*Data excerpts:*
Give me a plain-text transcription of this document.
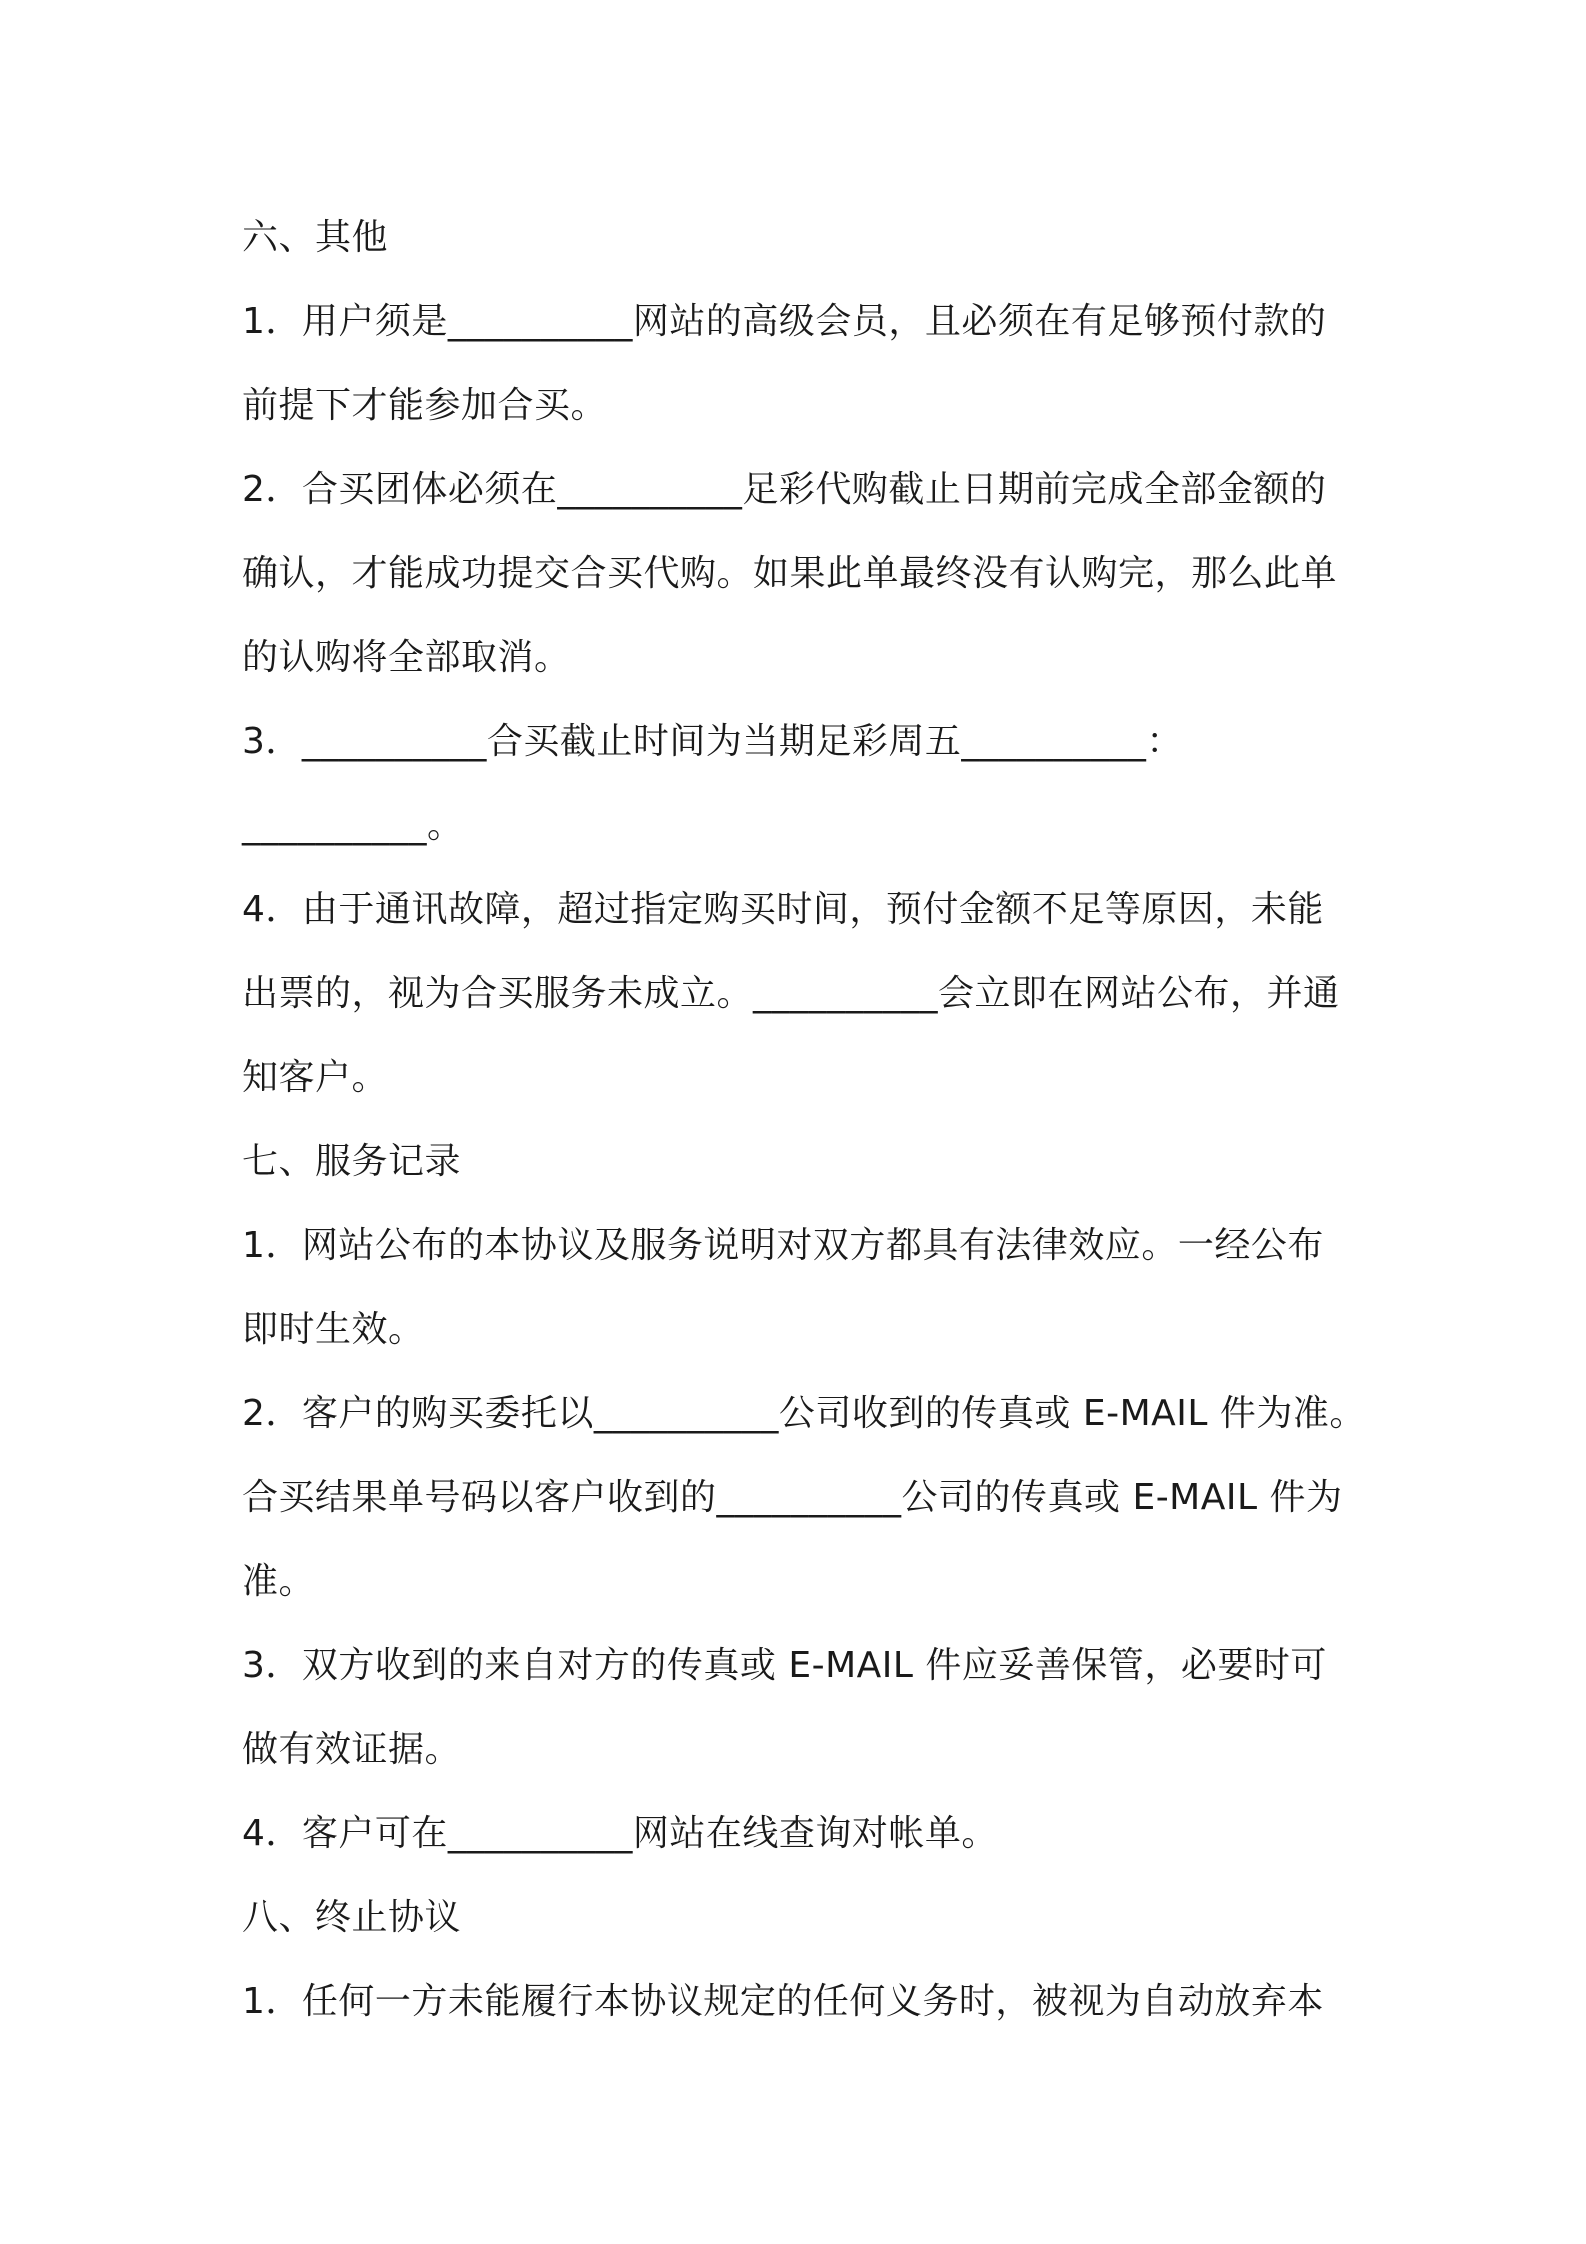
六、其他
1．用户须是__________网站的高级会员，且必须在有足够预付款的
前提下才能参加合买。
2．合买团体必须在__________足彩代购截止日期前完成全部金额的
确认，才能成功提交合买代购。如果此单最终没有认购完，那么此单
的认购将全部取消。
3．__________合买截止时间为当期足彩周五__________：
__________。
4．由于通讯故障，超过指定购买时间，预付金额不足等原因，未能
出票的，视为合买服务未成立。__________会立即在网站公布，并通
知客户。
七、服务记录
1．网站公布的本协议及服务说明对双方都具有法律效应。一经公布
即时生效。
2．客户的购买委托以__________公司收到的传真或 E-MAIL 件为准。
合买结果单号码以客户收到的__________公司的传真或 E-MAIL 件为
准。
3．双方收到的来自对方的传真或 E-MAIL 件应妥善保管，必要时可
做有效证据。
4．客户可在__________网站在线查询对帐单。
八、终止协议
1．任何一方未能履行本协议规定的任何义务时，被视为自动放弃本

*WORK TO BE COMPLETED:*
Reproduce the listing exactly. Leave its pictures out.

*EXERCISE RESPONSE:*
Give me a plain-text transcription of this document.
六、其他
1．用户须是__________网站的高级会员，且必须在有足够预付款的
前提下才能参加合买。
2．合买团体必须在__________足彩代购截止日期前完成全部金额的
确认，才能成功提交合买代购。如果此单最终没有认购完，那么此单
的认购将全部取消。
3．__________合买截止时间为当期足彩周五__________：
__________。
4．由于通讯故障，超过指定购买时间，预付金额不足等原因，未能
出票的，视为合买服务未成立。__________会立即在网站公布，并通
知客户。
七、服务记录
1．网站公布的本协议及服务说明对双方都具有法律效应。一经公布
即时生效。
2．客户的购买委托以__________公司收到的传真或 E-MAIL 件为准。
合买结果单号码以客户收到的__________公司的传真或 E-MAIL 件为
准。
3．双方收到的来自对方的传真或 E-MAIL 件应妥善保管，必要时可
做有效证据。
4．客户可在__________网站在线查询对帐单。
八、终止协议
1．任何一方未能履行本协议规定的任何义务时，被视为自动放弃本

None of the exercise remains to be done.